* Work to be completed *
Repeat the lines below exactly as they appear, but leave out the images.

* Provided data *
** Begin **
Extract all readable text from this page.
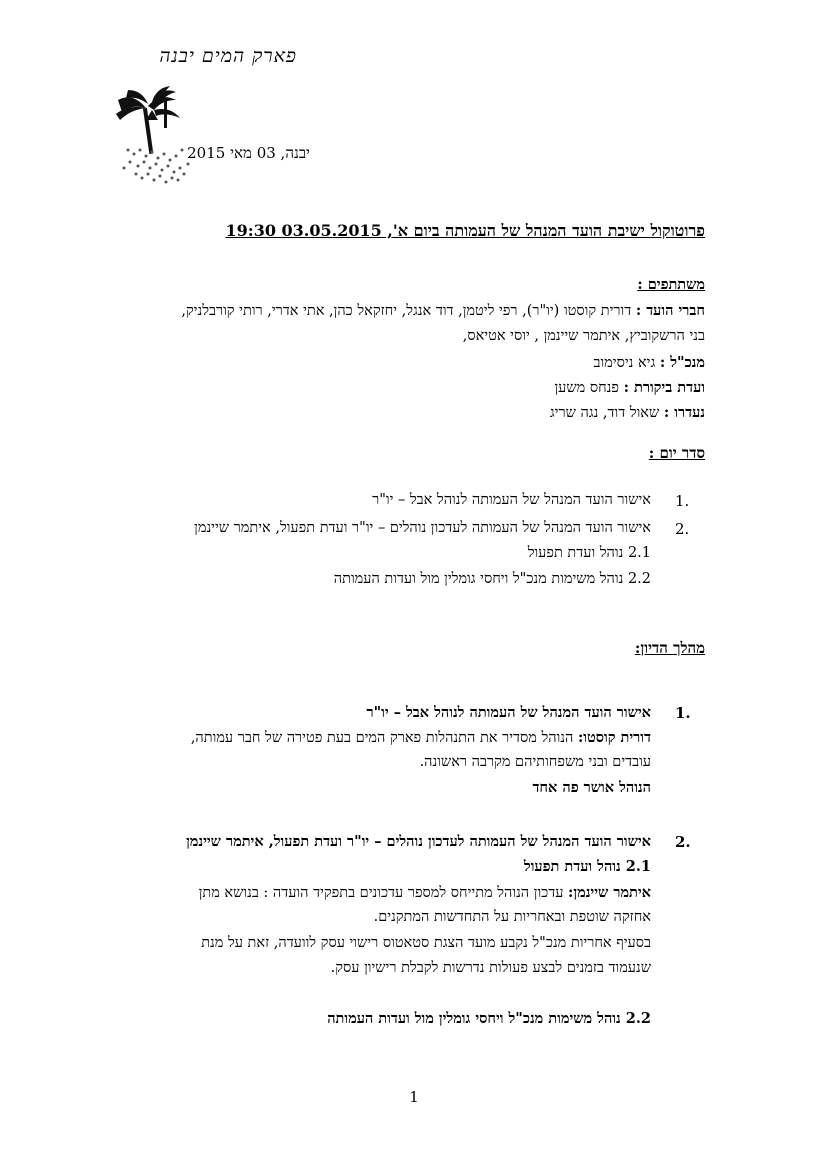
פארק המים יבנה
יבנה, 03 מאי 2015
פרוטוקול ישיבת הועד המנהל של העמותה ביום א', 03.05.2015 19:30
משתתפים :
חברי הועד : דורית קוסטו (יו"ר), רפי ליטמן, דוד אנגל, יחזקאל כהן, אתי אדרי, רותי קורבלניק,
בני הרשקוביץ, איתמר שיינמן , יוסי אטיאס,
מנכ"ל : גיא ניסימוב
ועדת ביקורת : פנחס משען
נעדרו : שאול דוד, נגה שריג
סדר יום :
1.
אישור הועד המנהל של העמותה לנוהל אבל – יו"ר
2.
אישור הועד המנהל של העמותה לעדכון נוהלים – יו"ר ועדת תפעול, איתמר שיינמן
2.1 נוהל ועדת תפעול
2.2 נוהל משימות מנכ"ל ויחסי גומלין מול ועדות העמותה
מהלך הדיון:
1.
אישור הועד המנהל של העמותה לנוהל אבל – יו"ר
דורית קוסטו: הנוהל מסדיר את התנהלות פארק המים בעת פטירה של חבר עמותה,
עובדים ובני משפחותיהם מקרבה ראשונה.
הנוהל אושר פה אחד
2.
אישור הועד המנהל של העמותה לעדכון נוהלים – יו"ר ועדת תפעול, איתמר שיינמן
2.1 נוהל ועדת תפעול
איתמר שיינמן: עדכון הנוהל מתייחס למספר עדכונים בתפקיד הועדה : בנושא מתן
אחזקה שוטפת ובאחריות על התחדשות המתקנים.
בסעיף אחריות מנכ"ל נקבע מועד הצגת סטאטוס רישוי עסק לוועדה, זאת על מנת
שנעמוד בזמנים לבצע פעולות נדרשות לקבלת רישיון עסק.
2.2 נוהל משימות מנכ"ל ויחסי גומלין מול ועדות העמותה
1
** End **
* Right answer *
Extract all readable text from this page.
פארק המים יבנה
יבנה, 03 מאי 2015
פרוטוקול ישיבת הועד המנהל של העמותה ביום א', 03.05.2015 19:30
משתתפים :
חברי הועד : דורית קוסטו (יו"ר), רפי ליטמן, דוד אנגל, יחזקאל כהן, אתי אדרי, רותי קורבלניק,
בני הרשקוביץ, איתמר שיינמן , יוסי אטיאס,
מנכ"ל : גיא ניסימוב
ועדת ביקורת : פנחס משען
נעדרו : שאול דוד, נגה שריג
סדר יום :
1.
אישור הועד המנהל של העמותה לנוהל אבל – יו"ר
2.
אישור הועד המנהל של העמותה לעדכון נוהלים – יו"ר ועדת תפעול, איתמר שיינמן
2.1 נוהל ועדת תפעול
2.2 נוהל משימות מנכ"ל ויחסי גומלין מול ועדות העמותה
מהלך הדיון:
1.
אישור הועד המנהל של העמותה לנוהל אבל – יו"ר
דורית קוסטו: הנוהל מסדיר את התנהלות פארק המים בעת פטירה של חבר עמותה,
עובדים ובני משפחותיהם מקרבה ראשונה.
הנוהל אושר פה אחד
2.
אישור הועד המנהל של העמותה לעדכון נוהלים – יו"ר ועדת תפעול, איתמר שיינמן
2.1 נוהל ועדת תפעול
איתמר שיינמן: עדכון הנוהל מתייחס למספר עדכונים בתפקיד הועדה : בנושא מתן
אחזקה שוטפת ובאחריות על התחדשות המתקנים.
בסעיף אחריות מנכ"ל נקבע מועד הצגת סטאטוס רישוי עסק לוועדה, זאת על מנת
שנעמוד בזמנים לבצע פעולות נדרשות לקבלת רישיון עסק.
2.2 נוהל משימות מנכ"ל ויחסי גומלין מול ועדות העמותה
1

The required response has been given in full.